What you need to do. Copy out each line containing "visualizations" from the entries below.

++++ Records for this task

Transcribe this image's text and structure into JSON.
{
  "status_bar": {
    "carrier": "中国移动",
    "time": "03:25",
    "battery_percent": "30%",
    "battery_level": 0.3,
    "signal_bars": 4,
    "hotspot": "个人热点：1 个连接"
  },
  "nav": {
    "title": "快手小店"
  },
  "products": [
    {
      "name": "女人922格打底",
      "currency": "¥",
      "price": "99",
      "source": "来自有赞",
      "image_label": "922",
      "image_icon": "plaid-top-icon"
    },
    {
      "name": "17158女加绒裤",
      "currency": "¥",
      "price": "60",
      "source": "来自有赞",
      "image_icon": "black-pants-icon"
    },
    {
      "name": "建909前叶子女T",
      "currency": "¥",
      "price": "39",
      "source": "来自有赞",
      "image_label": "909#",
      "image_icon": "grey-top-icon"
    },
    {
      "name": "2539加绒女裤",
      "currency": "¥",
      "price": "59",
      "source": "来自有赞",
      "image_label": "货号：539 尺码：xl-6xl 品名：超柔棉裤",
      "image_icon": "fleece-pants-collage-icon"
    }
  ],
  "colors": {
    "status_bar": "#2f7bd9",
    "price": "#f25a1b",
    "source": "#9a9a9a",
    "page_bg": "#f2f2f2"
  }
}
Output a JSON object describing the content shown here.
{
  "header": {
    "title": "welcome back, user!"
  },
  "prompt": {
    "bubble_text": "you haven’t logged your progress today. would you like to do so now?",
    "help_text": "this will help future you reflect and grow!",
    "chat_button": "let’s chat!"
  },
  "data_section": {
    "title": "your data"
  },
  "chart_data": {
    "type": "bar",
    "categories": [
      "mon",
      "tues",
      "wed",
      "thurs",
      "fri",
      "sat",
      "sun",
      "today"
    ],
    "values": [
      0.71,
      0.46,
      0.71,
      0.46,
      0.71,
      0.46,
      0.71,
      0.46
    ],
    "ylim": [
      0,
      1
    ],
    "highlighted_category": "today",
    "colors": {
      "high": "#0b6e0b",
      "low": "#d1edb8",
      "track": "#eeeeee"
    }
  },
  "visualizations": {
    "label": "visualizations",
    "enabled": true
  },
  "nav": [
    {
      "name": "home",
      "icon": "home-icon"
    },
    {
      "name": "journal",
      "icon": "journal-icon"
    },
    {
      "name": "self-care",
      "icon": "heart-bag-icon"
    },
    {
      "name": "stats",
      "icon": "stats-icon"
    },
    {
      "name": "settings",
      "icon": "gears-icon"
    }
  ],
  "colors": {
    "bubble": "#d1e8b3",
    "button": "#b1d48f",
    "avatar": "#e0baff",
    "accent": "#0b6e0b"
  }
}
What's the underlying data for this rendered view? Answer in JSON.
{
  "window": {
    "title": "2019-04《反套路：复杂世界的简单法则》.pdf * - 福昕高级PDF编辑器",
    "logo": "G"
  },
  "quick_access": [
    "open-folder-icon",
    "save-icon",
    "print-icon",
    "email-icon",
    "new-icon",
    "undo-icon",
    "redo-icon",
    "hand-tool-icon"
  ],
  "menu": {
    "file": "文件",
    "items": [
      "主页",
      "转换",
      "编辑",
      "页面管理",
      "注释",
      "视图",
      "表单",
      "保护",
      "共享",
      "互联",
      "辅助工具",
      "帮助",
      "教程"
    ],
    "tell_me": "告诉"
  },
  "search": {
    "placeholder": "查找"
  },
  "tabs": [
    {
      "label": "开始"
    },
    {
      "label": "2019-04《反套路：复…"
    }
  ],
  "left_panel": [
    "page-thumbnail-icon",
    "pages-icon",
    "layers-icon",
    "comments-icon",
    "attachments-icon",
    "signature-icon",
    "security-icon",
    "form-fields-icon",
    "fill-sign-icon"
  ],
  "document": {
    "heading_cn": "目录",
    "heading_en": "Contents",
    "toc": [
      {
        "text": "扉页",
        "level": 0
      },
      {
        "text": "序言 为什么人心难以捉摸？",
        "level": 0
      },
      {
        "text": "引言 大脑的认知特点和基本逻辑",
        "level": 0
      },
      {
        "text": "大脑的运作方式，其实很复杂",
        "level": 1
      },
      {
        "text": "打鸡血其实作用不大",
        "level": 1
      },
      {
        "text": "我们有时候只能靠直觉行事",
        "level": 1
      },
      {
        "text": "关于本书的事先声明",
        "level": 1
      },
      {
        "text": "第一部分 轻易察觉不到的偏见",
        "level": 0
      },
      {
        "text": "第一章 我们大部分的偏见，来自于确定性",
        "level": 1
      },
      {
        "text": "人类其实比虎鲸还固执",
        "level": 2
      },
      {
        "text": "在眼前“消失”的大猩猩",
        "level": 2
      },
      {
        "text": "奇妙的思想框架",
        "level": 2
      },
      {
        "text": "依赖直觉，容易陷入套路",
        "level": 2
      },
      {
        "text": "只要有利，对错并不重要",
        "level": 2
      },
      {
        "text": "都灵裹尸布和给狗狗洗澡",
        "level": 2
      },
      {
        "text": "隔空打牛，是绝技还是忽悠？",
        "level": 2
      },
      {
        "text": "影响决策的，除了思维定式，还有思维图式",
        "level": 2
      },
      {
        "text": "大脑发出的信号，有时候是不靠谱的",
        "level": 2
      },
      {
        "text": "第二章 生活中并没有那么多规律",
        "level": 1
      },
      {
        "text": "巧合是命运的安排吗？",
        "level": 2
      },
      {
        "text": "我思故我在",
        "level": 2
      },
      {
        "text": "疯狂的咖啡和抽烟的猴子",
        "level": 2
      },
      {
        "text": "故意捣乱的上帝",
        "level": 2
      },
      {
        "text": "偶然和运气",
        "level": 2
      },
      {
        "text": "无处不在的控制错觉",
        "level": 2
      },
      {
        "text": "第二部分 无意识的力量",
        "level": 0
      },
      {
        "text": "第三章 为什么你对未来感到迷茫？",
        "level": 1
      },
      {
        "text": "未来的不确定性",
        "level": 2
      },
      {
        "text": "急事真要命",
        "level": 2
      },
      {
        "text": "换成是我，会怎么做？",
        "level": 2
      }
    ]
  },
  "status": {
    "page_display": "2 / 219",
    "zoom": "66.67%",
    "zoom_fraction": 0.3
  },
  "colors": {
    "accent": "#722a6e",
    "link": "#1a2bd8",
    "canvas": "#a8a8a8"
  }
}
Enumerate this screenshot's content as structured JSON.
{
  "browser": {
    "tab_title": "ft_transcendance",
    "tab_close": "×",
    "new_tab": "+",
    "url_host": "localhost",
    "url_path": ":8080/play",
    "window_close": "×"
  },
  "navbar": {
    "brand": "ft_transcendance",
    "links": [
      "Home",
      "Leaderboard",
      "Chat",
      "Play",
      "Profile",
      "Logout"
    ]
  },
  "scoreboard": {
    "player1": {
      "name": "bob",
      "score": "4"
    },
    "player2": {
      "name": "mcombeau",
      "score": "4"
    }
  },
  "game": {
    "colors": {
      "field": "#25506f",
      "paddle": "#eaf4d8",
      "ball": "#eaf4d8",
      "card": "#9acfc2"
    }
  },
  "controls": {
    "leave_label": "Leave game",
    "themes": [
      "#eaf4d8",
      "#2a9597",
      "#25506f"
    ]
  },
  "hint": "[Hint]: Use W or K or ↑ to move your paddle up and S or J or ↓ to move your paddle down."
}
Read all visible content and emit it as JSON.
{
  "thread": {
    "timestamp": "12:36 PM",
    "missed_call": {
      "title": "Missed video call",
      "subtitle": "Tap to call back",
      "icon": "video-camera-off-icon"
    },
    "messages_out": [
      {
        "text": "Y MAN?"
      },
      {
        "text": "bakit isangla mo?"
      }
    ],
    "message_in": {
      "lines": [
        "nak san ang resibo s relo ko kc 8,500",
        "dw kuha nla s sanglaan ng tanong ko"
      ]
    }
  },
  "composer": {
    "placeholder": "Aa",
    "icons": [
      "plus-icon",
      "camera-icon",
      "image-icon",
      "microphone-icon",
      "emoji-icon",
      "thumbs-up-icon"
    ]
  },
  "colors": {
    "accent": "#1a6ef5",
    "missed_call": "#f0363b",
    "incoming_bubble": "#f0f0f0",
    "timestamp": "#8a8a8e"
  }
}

++++++++

Exercise output.
  "visualizations": {
    "label": "visualizations",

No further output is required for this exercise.